**DATASET RECORDS:**
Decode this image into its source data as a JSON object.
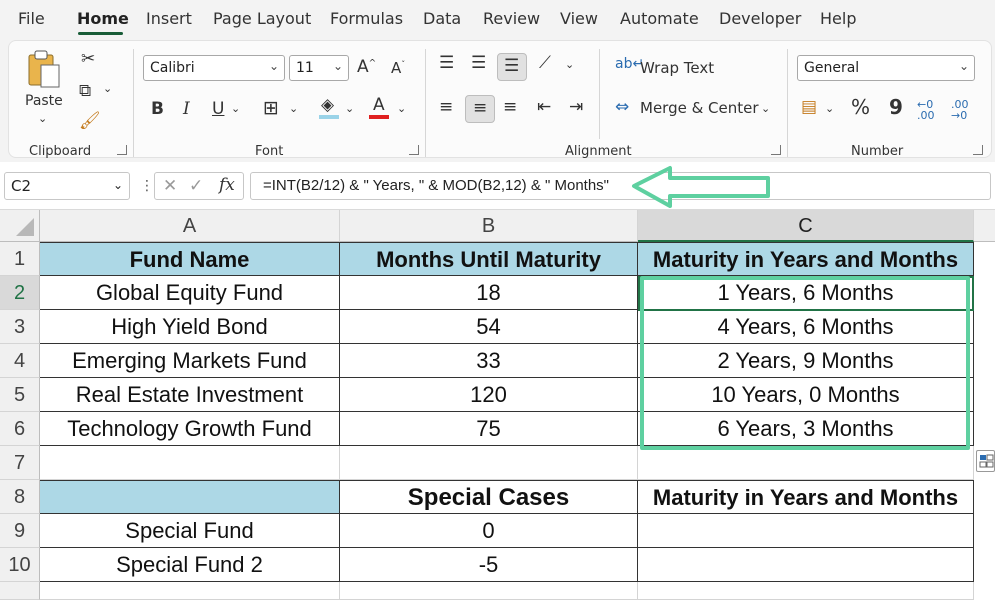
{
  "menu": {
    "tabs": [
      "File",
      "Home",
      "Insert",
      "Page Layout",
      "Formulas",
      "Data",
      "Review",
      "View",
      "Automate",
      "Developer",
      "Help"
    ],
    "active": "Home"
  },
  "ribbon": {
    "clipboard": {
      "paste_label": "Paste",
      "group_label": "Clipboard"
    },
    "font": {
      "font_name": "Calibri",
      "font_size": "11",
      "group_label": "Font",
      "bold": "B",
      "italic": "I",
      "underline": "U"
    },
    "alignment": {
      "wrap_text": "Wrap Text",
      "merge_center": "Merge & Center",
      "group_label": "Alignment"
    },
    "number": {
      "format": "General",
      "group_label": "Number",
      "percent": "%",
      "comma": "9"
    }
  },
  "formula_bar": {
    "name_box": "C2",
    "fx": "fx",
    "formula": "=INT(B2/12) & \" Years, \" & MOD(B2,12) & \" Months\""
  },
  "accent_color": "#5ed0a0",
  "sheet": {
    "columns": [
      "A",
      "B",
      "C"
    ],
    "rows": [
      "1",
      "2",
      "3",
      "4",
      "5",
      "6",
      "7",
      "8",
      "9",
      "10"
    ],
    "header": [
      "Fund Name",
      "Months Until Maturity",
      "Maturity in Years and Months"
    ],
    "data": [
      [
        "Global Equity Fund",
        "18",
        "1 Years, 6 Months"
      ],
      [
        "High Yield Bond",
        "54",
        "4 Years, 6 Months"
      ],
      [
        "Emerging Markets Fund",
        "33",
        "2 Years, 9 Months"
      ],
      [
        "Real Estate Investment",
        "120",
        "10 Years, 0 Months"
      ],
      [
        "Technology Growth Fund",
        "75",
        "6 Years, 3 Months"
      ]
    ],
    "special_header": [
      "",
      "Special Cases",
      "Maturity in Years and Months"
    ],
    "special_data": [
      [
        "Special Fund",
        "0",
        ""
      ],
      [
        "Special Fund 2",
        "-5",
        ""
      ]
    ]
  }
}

---

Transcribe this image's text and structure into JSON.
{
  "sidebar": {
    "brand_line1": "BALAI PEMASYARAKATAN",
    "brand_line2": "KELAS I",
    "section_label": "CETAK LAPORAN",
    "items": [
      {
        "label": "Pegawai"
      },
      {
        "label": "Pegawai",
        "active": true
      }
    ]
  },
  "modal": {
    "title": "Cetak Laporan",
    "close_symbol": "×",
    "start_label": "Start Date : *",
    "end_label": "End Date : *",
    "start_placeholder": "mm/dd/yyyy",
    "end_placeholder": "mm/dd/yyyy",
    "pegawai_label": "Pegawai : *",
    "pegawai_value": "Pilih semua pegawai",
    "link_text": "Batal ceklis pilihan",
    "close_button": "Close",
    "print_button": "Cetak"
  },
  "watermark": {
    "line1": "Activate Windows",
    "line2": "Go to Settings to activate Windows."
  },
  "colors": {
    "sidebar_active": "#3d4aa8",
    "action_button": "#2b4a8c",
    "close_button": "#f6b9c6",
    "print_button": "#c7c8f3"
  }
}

* * *

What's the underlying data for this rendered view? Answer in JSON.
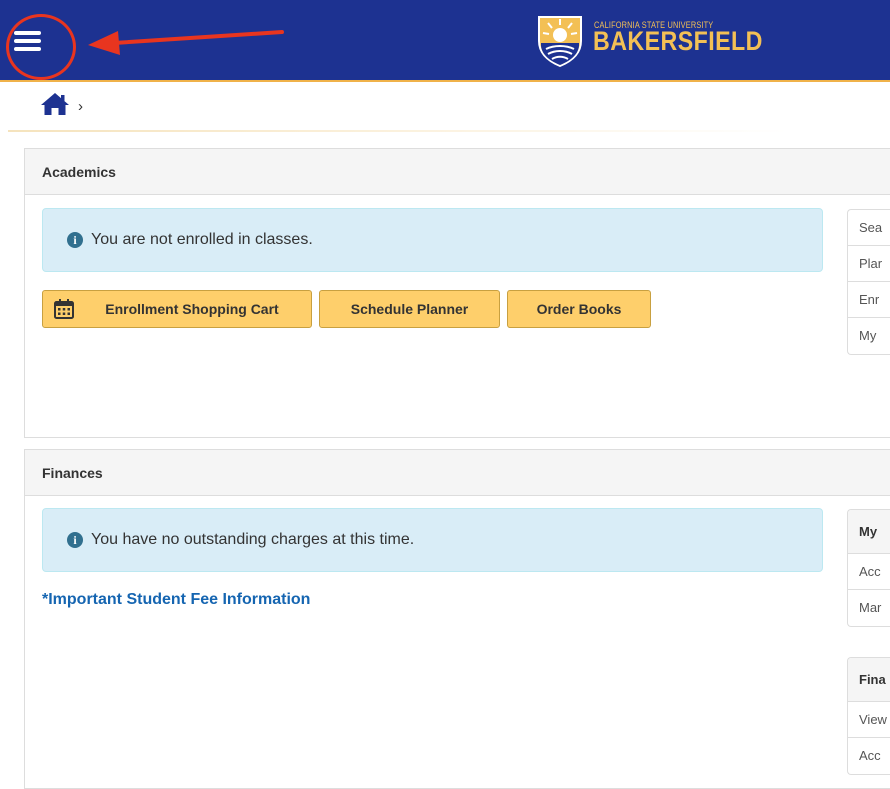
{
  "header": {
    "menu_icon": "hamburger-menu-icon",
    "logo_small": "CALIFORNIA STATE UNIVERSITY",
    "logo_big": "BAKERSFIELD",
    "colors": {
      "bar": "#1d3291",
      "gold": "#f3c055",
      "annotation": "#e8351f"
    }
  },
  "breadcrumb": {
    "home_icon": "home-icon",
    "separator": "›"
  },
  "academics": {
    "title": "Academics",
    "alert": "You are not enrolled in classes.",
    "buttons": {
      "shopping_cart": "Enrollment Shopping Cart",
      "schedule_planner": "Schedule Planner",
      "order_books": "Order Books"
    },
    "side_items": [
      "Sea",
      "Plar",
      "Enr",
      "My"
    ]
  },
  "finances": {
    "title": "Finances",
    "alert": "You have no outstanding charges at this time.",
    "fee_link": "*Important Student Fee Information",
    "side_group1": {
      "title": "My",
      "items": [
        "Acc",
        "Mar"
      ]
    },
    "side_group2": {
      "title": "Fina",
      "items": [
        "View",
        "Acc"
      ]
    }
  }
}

**JOB:** Using the listing above, show every line that includes the string "title".

**WORKED ANSWER:**
    "title": "Cetak Laporan",
    "title": "Academics",
    "title": "Finances",
      "title": "My",
      "title": "Fina",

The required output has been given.